Gather up all lines that carry the word "left".

————————

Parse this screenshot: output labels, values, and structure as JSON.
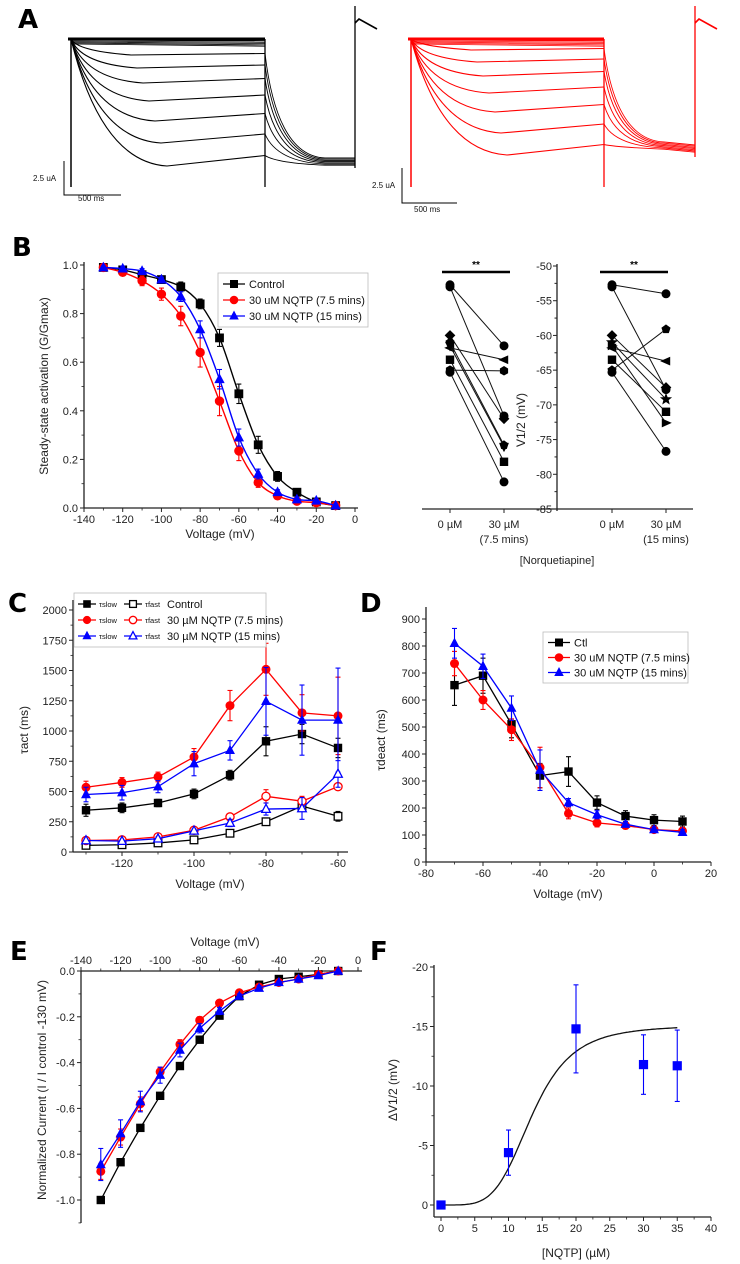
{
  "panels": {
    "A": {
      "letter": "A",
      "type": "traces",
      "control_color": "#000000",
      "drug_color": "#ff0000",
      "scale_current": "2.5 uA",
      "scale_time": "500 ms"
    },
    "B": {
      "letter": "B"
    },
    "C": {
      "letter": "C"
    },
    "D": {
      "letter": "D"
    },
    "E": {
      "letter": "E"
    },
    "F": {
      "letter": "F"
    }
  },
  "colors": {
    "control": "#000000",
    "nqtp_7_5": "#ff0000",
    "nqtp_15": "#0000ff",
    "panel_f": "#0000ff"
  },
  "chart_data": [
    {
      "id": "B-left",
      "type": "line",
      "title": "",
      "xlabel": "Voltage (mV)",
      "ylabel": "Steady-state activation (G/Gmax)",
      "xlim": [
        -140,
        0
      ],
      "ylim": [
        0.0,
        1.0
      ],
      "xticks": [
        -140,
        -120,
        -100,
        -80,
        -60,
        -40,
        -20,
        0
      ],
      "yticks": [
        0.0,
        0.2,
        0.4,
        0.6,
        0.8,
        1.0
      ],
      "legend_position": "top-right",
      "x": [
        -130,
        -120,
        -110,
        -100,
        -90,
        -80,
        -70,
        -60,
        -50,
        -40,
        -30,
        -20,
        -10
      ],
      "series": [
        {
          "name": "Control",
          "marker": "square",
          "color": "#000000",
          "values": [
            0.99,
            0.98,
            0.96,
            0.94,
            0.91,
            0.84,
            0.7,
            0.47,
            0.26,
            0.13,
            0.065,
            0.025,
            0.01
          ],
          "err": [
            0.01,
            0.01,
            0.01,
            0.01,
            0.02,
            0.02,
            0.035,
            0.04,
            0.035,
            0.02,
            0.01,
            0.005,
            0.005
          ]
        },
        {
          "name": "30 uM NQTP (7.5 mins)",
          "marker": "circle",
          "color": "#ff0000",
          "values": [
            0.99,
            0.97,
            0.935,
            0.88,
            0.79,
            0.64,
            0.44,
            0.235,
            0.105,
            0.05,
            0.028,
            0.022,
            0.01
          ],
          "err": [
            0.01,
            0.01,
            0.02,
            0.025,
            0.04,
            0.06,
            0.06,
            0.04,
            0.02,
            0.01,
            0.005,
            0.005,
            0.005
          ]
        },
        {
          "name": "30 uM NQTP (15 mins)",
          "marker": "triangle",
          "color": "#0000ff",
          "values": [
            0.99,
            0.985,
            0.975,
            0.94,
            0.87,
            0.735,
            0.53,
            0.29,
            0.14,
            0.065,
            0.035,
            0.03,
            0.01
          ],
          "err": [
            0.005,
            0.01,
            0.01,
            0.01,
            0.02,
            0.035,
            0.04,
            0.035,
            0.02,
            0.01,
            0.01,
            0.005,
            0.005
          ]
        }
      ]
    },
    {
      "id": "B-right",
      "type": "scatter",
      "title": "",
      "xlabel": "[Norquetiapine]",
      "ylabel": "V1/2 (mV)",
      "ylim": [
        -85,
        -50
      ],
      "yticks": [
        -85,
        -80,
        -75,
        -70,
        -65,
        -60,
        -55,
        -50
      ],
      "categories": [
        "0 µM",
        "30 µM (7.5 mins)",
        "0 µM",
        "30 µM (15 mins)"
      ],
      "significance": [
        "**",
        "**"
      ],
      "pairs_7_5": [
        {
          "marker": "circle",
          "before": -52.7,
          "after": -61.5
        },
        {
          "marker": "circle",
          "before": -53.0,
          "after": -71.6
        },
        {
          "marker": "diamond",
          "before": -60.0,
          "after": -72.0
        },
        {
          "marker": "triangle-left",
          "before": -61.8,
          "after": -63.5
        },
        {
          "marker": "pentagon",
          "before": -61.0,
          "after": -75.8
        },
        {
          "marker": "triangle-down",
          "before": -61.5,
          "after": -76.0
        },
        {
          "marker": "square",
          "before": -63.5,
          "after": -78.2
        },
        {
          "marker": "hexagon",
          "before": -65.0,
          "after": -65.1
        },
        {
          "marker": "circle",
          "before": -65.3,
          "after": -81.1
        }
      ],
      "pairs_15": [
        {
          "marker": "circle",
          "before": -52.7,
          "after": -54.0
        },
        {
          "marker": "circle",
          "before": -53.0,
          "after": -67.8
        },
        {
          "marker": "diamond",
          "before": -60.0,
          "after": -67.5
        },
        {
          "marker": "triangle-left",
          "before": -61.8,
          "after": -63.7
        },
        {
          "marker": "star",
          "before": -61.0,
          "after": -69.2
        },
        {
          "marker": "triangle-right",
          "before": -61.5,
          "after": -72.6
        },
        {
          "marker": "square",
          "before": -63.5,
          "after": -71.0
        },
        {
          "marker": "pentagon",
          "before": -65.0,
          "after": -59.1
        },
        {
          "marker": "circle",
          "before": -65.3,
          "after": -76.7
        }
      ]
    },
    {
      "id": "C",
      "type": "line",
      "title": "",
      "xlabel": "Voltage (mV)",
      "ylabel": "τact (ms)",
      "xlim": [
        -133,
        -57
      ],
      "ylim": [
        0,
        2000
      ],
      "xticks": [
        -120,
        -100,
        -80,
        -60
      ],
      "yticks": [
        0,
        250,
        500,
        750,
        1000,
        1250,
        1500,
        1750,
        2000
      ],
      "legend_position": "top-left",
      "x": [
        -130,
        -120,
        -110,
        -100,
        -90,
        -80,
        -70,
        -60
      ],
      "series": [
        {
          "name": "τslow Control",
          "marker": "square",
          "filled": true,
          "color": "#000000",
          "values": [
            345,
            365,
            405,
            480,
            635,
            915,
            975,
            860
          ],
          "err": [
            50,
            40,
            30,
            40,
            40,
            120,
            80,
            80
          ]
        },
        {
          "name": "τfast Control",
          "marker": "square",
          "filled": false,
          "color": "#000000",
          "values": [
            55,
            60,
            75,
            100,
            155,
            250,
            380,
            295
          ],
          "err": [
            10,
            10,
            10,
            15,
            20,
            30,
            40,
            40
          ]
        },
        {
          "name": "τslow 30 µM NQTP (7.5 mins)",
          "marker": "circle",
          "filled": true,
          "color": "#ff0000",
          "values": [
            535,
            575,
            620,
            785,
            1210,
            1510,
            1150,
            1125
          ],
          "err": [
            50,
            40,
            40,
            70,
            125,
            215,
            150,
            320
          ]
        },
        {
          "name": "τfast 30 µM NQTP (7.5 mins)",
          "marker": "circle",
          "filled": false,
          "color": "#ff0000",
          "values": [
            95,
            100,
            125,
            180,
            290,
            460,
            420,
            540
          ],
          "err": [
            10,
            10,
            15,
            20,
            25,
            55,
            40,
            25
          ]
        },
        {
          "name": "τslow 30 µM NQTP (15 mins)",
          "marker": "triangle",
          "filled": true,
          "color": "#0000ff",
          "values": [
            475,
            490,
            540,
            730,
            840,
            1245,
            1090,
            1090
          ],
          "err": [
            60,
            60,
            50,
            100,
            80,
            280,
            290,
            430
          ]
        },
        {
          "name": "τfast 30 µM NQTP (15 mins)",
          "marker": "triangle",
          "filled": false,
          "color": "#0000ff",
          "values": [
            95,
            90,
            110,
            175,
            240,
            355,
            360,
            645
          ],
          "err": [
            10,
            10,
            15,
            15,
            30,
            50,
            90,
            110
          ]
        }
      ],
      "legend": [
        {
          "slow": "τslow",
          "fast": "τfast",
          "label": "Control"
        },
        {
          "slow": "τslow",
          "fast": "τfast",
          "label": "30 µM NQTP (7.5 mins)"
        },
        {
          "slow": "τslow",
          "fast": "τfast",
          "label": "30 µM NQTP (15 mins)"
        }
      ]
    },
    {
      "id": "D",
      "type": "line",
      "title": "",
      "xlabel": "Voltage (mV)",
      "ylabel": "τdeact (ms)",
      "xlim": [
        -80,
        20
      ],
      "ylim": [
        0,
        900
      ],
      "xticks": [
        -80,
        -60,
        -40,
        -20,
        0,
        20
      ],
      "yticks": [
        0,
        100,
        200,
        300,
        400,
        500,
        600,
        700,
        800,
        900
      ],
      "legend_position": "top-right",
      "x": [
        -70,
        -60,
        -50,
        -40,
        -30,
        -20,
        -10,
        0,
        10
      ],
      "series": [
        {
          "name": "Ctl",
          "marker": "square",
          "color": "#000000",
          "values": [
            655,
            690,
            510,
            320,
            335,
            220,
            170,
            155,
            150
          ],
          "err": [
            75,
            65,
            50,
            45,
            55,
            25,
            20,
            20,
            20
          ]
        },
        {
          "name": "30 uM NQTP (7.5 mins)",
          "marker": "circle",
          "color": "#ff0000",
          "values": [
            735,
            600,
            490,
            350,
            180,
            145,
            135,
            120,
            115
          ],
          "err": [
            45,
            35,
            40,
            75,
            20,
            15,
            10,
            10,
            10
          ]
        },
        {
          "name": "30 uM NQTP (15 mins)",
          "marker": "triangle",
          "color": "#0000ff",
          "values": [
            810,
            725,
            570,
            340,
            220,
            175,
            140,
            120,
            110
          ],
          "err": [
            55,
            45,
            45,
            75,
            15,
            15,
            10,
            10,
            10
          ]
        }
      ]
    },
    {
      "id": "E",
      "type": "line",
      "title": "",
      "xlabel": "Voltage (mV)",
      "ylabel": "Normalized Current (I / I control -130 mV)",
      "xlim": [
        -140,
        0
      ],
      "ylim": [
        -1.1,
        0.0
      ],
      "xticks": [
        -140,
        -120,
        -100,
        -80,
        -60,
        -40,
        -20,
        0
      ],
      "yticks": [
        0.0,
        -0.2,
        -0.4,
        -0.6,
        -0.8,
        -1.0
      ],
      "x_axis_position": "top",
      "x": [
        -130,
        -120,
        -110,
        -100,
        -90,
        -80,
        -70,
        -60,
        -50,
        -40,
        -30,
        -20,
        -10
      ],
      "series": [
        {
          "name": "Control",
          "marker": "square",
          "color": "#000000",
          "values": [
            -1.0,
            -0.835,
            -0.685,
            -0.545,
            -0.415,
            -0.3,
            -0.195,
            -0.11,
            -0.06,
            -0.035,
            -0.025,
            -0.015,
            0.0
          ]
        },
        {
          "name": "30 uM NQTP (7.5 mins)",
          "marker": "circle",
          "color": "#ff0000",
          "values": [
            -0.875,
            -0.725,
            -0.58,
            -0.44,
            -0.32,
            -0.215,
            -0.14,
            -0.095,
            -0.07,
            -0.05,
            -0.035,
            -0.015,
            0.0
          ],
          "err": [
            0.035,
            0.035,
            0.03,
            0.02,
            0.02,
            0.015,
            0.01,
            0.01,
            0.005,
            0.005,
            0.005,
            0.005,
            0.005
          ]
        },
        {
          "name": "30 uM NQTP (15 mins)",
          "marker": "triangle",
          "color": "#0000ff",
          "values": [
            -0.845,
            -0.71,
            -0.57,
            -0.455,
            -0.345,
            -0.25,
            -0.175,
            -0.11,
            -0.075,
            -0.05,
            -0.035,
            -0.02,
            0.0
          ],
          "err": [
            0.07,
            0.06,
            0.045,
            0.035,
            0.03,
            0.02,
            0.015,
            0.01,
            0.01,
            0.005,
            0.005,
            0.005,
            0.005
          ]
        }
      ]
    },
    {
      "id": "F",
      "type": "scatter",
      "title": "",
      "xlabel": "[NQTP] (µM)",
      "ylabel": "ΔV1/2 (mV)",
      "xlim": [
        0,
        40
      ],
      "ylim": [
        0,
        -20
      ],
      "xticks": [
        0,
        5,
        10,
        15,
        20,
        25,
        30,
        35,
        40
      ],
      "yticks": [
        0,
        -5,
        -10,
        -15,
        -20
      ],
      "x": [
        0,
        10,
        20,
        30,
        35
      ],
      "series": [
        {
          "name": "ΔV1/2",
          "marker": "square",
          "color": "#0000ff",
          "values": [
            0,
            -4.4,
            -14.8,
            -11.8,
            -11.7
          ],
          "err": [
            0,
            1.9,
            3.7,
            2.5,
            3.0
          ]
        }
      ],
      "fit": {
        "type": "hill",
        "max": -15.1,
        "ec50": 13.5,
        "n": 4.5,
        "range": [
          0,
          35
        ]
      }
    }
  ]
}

————————

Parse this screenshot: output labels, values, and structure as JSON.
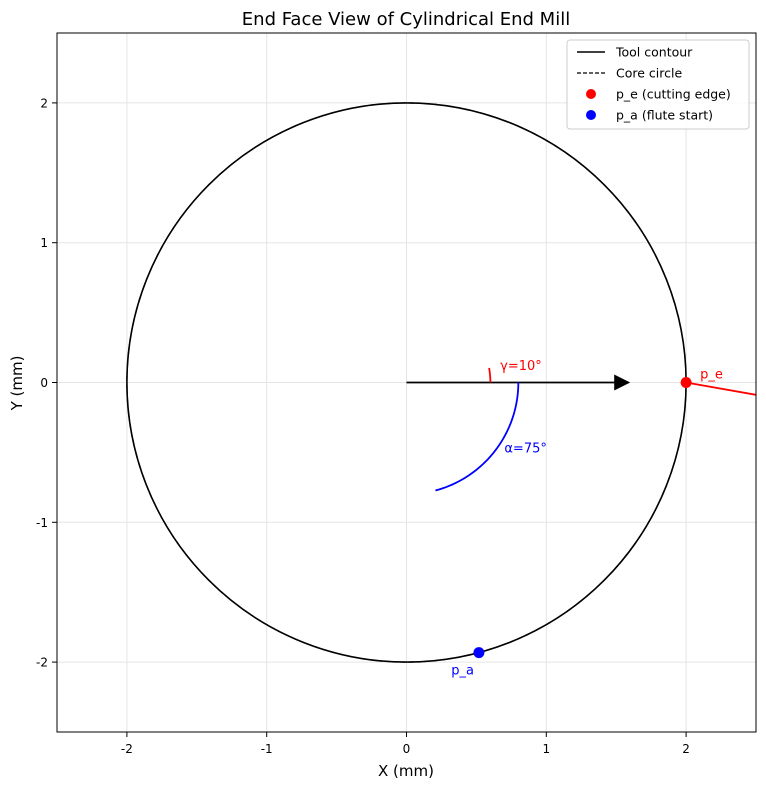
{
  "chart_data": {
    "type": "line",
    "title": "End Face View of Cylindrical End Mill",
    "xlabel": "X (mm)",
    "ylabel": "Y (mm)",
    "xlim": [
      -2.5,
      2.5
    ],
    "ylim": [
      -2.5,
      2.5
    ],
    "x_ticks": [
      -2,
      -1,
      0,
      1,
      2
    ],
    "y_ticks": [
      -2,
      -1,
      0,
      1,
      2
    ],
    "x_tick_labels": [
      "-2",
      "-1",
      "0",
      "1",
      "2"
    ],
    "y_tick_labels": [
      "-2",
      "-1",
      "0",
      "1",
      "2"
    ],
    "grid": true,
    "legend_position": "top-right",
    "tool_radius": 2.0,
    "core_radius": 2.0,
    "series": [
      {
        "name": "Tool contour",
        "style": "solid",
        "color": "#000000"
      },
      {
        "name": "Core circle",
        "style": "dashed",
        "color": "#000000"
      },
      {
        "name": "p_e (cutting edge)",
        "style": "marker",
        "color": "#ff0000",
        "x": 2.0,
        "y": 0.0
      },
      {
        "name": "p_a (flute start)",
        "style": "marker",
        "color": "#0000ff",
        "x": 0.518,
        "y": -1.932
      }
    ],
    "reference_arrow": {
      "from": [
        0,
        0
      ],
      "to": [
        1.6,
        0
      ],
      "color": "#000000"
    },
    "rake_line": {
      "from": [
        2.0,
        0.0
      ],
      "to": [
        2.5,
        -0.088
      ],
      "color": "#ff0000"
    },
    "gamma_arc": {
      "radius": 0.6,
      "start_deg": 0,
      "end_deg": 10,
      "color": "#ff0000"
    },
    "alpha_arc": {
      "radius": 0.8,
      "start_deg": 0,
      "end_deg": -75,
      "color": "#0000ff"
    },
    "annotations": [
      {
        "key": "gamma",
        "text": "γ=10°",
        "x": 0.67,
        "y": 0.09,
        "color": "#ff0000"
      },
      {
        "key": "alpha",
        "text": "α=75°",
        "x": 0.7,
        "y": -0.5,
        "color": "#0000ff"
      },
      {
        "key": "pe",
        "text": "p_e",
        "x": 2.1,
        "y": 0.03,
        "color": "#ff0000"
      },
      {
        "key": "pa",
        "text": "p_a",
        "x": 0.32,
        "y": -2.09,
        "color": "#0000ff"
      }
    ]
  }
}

————————

▶ Exercise response:
      "id": "B-left",
          "marker": "triangle-left",
          "marker": "triangle-left",
      "legend_position": "top-left",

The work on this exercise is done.